■ **Material for the task**:
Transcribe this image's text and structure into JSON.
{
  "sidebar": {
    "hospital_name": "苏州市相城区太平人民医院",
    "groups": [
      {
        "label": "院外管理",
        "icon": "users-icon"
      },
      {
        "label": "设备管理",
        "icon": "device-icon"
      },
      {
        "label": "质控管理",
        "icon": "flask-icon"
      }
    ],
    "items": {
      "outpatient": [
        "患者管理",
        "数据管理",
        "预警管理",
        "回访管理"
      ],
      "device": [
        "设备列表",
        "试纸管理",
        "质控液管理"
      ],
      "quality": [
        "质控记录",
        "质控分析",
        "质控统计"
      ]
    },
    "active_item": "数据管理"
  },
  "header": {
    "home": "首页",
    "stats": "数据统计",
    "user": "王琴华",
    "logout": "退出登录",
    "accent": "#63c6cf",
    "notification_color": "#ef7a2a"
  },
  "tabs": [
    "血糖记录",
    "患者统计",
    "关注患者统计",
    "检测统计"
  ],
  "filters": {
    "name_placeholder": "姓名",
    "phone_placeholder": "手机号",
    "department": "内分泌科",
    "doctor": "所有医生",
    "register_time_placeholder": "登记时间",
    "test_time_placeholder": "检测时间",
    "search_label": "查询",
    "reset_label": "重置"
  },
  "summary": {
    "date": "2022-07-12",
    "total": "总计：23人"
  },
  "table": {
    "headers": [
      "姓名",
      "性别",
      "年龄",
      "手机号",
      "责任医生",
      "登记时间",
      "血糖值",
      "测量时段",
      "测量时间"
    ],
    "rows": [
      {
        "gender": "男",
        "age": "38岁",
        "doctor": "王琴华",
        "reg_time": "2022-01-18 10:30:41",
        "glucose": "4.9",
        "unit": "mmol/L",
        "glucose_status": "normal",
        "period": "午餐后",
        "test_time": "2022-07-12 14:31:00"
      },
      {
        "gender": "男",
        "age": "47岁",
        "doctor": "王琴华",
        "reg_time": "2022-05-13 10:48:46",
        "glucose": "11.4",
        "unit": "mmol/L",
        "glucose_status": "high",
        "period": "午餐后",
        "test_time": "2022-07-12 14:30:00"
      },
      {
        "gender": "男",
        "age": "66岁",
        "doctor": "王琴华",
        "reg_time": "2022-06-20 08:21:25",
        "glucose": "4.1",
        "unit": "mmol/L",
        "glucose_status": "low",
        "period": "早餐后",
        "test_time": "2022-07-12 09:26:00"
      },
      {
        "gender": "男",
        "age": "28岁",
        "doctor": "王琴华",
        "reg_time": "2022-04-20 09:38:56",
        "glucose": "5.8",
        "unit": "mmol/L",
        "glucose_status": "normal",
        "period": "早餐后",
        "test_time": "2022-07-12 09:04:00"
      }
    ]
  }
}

■ **Requirements**: Extract all the material, leaving every line as it is.

■ **Solution to the exercise**:
Transcribe this image's text and structure into JSON.
{
  "sidebar": {
    "hospital_name": "苏州市相城区太平人民医院",
    "groups": [
      {
        "label": "院外管理",
        "icon": "users-icon"
      },
      {
        "label": "设备管理",
        "icon": "device-icon"
      },
      {
        "label": "质控管理",
        "icon": "flask-icon"
      }
    ],
    "items": {
      "outpatient": [
        "患者管理",
        "数据管理",
        "预警管理",
        "回访管理"
      ],
      "device": [
        "设备列表",
        "试纸管理",
        "质控液管理"
      ],
      "quality": [
        "质控记录",
        "质控分析",
        "质控统计"
      ]
    },
    "active_item": "数据管理"
  },
  "header": {
    "home": "首页",
    "stats": "数据统计",
    "user": "王琴华",
    "logout": "退出登录",
    "accent": "#63c6cf",
    "notification_color": "#ef7a2a"
  },
  "tabs": [
    "血糖记录",
    "患者统计",
    "关注患者统计",
    "检测统计"
  ],
  "filters": {
    "name_placeholder": "姓名",
    "phone_placeholder": "手机号",
    "department": "内分泌科",
    "doctor": "所有医生",
    "register_time_placeholder": "登记时间",
    "test_time_placeholder": "检测时间",
    "search_label": "查询",
    "reset_label": "重置"
  },
  "summary": {
    "date": "2022-07-12",
    "total": "总计：23人"
  },
  "table": {
    "headers": [
      "姓名",
      "性别",
      "年龄",
      "手机号",
      "责任医生",
      "登记时间",
      "血糖值",
      "测量时段",
      "测量时间"
    ],
    "rows": [
      {
        "gender": "男",
        "age": "38岁",
        "doctor": "王琴华",
        "reg_time": "2022-01-18 10:30:41",
        "glucose": "4.9",
        "unit": "mmol/L",
        "glucose_status": "normal",
        "period": "午餐后",
        "test_time": "2022-07-12 14:31:00"
      },
      {
        "gender": "男",
        "age": "47岁",
        "doctor": "王琴华",
        "reg_time": "2022-05-13 10:48:46",
        "glucose": "11.4",
        "unit": "mmol/L",
        "glucose_status": "high",
        "period": "午餐后",
        "test_time": "2022-07-12 14:30:00"
      },
      {
        "gender": "男",
        "age": "66岁",
        "doctor": "王琴华",
        "reg_time": "2022-06-20 08:21:25",
        "glucose": "4.1",
        "unit": "mmol/L",
        "glucose_status": "low",
        "period": "早餐后",
        "test_time": "2022-07-12 09:26:00"
      },
      {
        "gender": "男",
        "age": "28岁",
        "doctor": "王琴华",
        "reg_time": "2022-04-20 09:38:56",
        "glucose": "5.8",
        "unit": "mmol/L",
        "glucose_status": "normal",
        "period": "早餐后",
        "test_time": "2022-07-12 09:04:00"
      }
    ]
  }
}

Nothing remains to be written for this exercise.